## Spatial layout data
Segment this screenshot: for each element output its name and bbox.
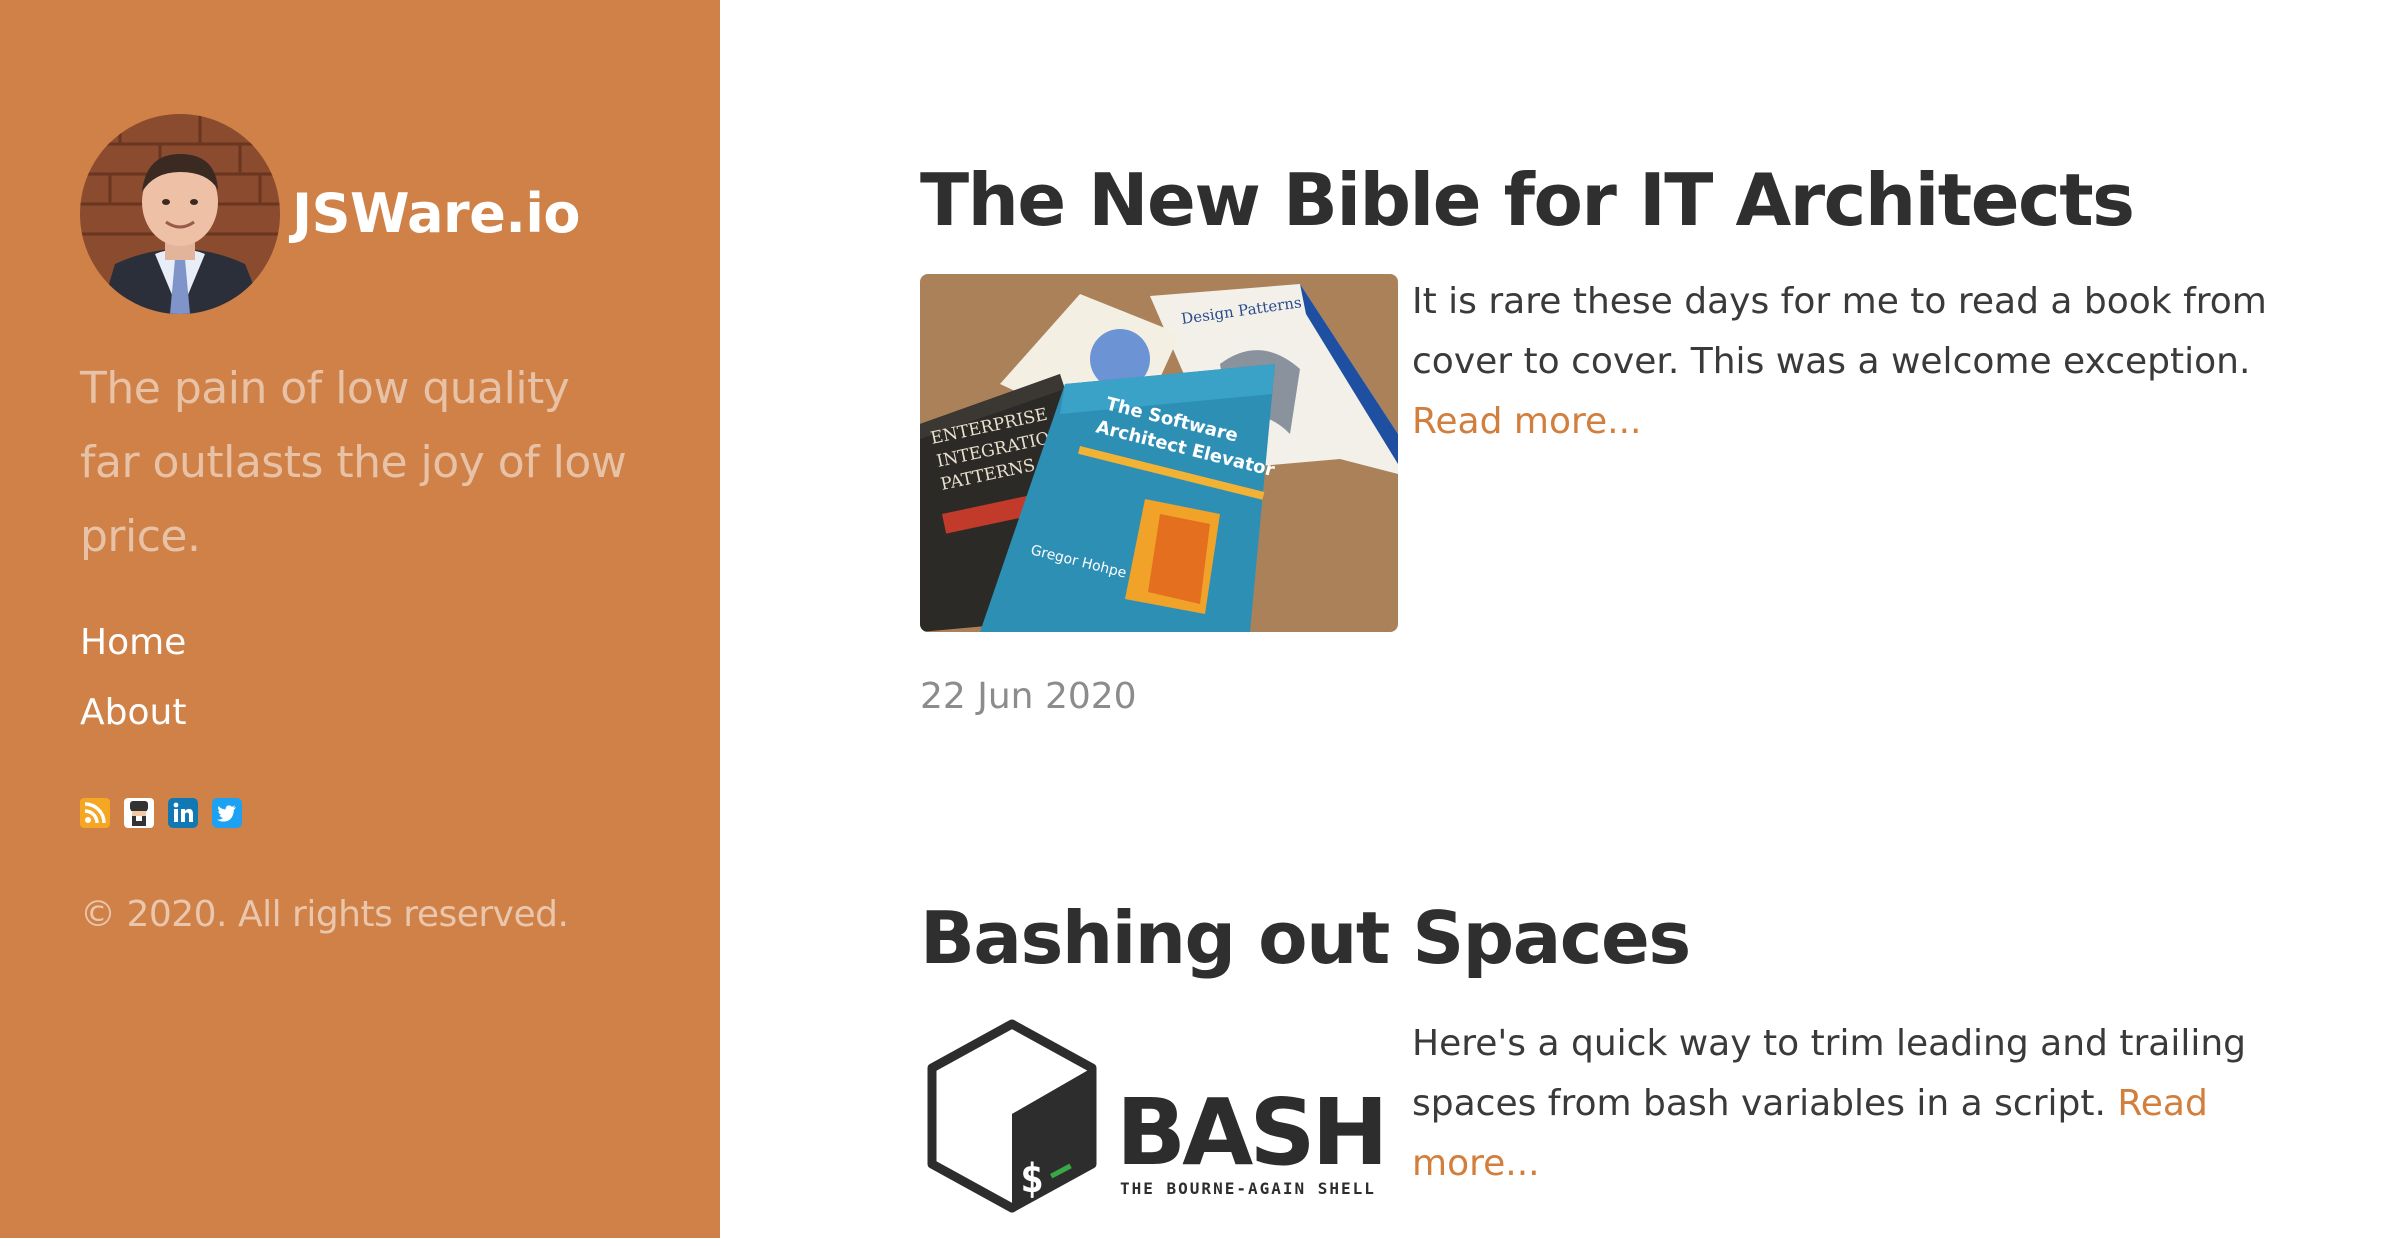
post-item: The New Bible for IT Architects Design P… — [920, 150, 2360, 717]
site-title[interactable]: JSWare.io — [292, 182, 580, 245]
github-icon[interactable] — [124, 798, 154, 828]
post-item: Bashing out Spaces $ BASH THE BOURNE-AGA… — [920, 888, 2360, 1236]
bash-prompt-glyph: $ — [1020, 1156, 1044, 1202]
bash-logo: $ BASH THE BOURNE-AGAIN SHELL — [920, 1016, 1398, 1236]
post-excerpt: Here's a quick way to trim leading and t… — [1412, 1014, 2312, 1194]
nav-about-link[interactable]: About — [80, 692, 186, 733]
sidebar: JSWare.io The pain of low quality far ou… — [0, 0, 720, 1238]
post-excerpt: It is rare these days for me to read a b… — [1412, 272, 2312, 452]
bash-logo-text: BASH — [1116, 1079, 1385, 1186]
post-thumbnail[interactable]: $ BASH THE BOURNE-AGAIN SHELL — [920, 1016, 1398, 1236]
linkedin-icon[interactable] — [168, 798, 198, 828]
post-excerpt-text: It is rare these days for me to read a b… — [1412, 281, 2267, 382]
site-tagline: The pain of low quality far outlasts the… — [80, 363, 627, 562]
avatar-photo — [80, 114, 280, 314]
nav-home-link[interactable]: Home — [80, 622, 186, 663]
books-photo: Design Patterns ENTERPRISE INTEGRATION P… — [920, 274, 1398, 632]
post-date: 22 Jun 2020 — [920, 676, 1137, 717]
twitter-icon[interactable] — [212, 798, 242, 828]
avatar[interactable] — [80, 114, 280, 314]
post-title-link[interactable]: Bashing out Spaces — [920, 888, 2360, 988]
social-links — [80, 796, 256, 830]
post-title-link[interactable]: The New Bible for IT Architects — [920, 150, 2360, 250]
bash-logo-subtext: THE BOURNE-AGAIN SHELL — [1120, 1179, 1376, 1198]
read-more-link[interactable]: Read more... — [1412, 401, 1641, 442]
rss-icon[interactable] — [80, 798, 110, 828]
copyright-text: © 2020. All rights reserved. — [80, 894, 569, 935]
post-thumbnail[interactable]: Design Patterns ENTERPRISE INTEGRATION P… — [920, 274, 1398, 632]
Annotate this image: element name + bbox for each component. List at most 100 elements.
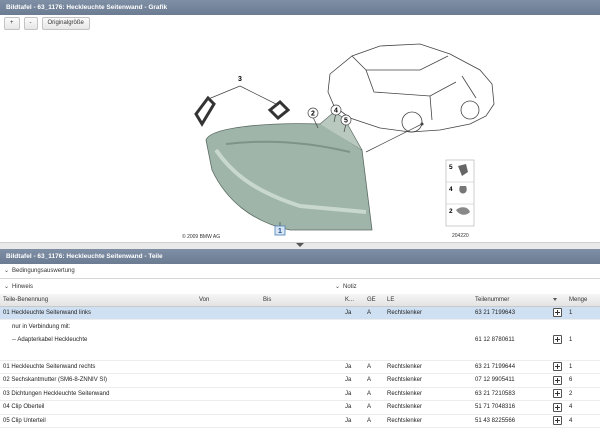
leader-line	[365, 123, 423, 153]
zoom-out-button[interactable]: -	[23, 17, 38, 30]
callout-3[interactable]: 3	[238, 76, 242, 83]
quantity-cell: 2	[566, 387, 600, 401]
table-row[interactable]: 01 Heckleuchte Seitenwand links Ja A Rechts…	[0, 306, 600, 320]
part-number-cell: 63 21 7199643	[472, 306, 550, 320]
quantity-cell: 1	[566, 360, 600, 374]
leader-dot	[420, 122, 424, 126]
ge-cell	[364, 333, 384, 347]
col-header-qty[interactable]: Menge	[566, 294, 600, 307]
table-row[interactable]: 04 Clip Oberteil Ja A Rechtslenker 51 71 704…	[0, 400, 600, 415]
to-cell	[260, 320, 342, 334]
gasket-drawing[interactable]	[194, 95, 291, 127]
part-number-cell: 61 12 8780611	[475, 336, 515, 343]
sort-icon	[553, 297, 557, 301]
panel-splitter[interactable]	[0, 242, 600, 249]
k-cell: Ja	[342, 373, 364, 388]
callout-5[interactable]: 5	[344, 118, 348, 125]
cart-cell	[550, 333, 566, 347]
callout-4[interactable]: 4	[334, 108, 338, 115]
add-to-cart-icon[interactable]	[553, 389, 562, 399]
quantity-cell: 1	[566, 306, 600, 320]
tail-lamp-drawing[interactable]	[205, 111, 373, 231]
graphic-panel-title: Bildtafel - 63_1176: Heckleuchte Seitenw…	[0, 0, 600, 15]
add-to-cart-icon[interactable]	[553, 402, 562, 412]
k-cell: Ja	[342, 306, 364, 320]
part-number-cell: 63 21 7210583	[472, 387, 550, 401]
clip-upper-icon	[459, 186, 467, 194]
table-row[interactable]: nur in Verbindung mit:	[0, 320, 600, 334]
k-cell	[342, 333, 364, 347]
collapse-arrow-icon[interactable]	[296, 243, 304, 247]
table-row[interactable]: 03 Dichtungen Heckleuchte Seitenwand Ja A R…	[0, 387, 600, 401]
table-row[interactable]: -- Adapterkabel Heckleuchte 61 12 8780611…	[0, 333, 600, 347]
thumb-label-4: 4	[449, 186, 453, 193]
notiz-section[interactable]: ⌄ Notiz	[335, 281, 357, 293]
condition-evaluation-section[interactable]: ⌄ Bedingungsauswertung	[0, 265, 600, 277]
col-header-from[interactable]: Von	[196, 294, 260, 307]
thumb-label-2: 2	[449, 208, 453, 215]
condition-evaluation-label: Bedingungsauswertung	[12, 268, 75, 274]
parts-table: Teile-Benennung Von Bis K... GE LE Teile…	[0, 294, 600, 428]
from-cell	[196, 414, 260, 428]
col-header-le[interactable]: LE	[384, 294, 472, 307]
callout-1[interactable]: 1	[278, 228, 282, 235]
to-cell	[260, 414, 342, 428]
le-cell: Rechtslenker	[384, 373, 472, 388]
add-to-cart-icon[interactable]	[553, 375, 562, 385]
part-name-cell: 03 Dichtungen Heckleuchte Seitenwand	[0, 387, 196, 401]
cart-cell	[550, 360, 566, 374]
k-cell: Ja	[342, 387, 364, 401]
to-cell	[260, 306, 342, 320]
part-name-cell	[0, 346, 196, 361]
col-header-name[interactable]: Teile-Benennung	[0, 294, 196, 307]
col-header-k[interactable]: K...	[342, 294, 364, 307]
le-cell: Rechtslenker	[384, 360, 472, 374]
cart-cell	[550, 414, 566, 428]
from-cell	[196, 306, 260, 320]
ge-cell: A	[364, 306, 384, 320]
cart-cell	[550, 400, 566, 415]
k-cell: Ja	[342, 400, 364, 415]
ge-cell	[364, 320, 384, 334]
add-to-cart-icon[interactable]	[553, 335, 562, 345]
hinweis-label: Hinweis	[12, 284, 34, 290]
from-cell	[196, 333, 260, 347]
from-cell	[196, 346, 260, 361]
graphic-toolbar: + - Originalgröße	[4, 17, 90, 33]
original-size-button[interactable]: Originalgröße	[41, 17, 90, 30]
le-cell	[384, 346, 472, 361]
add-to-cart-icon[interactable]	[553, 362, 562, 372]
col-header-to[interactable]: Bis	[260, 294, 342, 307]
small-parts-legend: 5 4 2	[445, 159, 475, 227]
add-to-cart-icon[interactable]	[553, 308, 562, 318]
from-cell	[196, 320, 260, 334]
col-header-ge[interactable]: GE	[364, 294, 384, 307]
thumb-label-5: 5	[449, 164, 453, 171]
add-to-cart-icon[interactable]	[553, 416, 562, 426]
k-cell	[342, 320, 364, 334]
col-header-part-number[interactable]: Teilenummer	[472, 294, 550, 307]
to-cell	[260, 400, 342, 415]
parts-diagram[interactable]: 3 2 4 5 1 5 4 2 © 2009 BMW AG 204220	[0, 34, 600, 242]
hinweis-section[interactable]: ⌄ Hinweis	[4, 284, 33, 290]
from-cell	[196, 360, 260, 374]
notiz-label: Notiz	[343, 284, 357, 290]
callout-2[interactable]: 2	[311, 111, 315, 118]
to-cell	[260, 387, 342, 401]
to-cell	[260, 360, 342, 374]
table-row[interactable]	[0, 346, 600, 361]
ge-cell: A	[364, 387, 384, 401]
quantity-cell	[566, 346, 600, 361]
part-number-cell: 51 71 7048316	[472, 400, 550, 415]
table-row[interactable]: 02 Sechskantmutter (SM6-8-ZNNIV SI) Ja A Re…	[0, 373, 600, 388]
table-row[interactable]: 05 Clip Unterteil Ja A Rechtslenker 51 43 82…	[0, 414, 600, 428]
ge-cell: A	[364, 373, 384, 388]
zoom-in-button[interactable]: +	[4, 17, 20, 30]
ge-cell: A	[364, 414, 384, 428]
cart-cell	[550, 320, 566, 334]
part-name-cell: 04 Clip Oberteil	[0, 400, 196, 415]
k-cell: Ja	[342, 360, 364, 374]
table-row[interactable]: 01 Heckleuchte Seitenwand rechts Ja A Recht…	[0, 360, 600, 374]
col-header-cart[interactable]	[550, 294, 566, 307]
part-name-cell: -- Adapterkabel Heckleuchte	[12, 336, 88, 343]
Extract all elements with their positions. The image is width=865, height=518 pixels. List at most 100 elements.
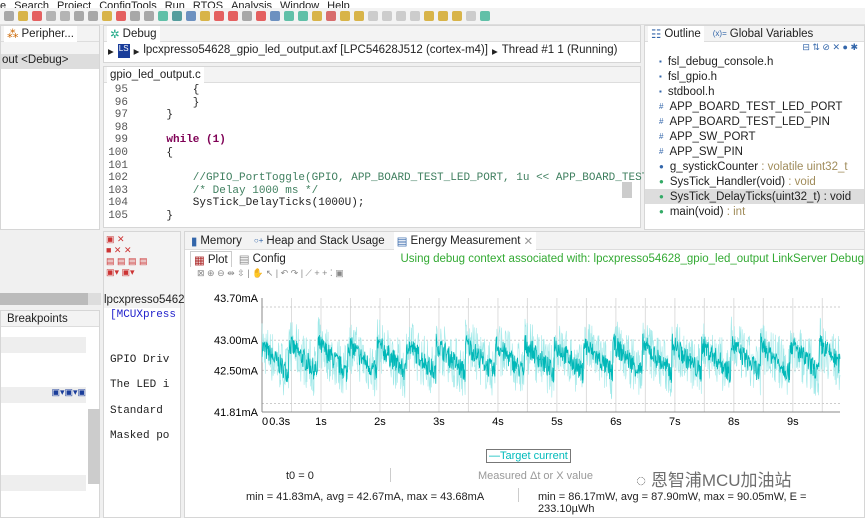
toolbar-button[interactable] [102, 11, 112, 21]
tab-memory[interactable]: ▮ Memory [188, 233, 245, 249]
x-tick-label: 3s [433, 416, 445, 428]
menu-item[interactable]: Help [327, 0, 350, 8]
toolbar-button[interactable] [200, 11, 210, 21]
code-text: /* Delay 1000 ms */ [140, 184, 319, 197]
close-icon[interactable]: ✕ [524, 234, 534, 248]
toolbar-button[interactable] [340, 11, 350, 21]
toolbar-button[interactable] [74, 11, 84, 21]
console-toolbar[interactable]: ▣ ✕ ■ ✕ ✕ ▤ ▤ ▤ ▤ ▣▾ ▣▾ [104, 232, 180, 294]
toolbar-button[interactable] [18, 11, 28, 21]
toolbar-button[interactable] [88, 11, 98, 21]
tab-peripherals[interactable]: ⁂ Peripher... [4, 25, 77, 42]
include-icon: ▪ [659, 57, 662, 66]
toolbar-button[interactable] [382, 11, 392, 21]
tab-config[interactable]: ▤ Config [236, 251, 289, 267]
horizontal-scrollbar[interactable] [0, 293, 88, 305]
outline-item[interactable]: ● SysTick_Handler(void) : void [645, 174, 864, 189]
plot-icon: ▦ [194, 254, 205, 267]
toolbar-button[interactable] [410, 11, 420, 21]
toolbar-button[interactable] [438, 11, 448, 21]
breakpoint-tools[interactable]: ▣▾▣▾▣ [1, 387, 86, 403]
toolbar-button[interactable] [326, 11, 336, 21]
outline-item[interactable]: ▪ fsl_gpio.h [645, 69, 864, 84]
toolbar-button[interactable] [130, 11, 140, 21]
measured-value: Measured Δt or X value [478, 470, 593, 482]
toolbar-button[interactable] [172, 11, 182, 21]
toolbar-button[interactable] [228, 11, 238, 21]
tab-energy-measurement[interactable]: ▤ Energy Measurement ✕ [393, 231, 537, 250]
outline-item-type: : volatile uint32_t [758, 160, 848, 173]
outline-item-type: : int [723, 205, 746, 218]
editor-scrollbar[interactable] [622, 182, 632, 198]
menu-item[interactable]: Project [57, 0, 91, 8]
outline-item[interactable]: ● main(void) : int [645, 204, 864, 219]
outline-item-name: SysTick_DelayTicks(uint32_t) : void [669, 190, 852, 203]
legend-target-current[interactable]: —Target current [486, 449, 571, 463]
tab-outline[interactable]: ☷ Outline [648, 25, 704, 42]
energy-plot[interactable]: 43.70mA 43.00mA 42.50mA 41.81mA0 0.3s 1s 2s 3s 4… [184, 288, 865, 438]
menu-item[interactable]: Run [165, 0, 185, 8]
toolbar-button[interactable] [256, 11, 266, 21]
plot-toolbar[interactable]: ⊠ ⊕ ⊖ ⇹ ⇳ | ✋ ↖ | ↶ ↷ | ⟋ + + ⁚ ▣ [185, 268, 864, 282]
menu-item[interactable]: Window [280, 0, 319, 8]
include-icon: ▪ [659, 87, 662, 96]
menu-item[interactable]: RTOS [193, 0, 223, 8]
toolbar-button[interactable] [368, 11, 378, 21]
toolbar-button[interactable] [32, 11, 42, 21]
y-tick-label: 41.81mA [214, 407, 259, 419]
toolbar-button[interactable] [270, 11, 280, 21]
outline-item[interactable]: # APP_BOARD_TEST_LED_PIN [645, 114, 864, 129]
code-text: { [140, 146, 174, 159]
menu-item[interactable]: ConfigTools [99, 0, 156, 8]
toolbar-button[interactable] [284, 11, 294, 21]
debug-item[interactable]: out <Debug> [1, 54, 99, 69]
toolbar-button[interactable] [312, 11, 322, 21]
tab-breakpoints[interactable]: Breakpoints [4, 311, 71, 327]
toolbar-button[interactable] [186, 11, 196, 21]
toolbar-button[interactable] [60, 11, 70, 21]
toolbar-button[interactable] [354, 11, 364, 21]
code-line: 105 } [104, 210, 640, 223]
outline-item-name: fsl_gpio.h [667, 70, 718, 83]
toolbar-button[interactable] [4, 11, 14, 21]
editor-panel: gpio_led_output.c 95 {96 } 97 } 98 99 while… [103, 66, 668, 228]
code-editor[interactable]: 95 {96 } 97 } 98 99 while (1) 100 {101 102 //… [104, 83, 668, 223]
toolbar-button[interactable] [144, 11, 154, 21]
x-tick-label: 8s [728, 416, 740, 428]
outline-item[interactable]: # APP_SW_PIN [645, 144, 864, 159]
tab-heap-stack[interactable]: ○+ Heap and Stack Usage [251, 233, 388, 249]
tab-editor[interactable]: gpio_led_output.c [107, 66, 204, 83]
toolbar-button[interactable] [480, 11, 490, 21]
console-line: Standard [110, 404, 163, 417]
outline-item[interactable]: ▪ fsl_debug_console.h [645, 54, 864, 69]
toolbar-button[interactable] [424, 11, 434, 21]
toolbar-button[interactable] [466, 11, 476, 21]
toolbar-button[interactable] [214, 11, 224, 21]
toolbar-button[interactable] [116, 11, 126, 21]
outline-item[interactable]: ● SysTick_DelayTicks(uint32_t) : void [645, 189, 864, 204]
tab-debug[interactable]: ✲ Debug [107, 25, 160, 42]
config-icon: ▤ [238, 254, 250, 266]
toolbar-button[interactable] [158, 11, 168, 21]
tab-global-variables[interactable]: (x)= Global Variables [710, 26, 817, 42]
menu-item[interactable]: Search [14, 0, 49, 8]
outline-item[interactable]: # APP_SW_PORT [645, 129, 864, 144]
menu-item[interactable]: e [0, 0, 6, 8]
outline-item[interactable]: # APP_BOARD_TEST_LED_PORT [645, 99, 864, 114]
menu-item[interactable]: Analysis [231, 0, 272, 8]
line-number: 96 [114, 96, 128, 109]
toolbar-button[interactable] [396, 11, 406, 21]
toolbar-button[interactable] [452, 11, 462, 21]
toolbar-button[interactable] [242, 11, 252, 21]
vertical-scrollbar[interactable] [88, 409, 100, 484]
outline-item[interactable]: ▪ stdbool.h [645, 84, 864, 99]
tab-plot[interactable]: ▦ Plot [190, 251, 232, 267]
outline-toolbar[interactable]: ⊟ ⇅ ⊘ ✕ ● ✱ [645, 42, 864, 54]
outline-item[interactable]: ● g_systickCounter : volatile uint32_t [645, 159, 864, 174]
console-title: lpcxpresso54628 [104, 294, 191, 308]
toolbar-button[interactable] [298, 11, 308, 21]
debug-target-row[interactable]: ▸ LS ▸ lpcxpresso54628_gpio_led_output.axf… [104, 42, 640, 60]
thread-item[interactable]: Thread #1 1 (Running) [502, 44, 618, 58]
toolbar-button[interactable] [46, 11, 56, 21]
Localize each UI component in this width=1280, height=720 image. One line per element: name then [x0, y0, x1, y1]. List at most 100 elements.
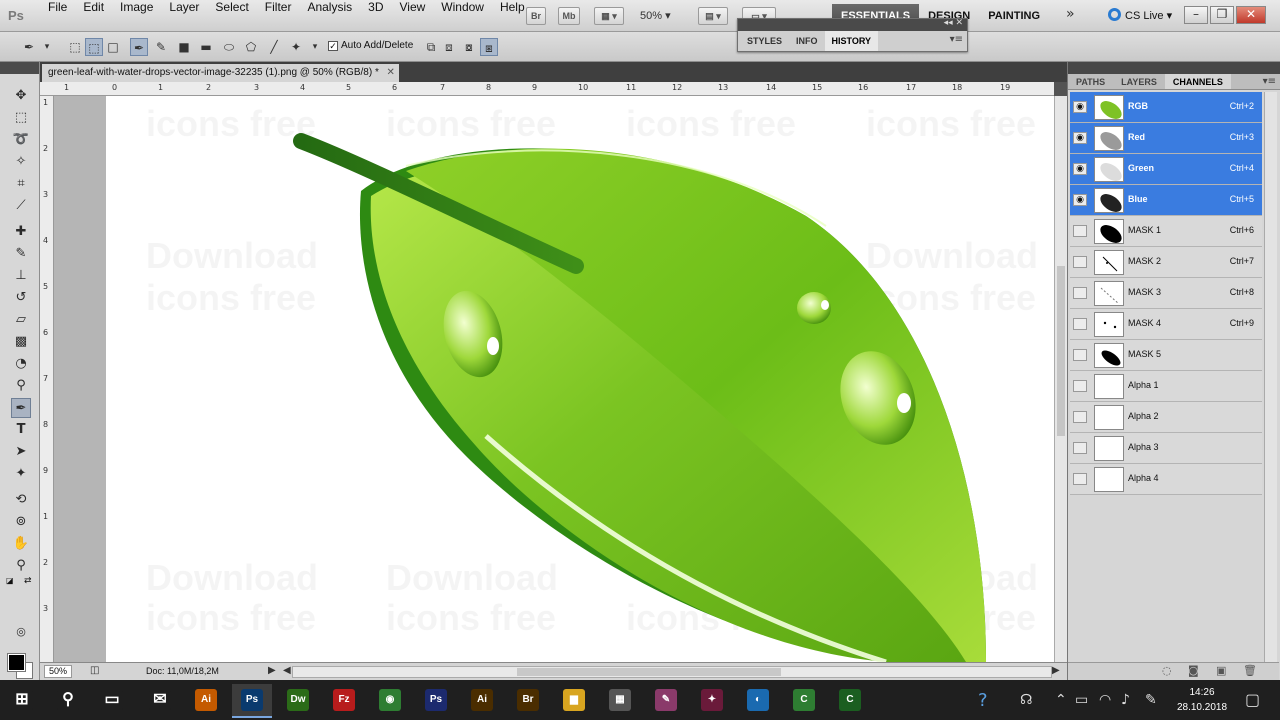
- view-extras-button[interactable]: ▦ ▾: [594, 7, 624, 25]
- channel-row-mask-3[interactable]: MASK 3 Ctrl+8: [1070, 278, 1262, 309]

## Objective
Copy the lines verbatim, starting with the line that contains "- view-extras-button[interactable]: ▦" and continuing through the last line of the records.

## Response below
- view-extras-button[interactable]: ▦ ▾: [594, 7, 624, 25]
- channel-row-mask-3[interactable]: MASK 3 Ctrl+8: [1070, 278, 1262, 309]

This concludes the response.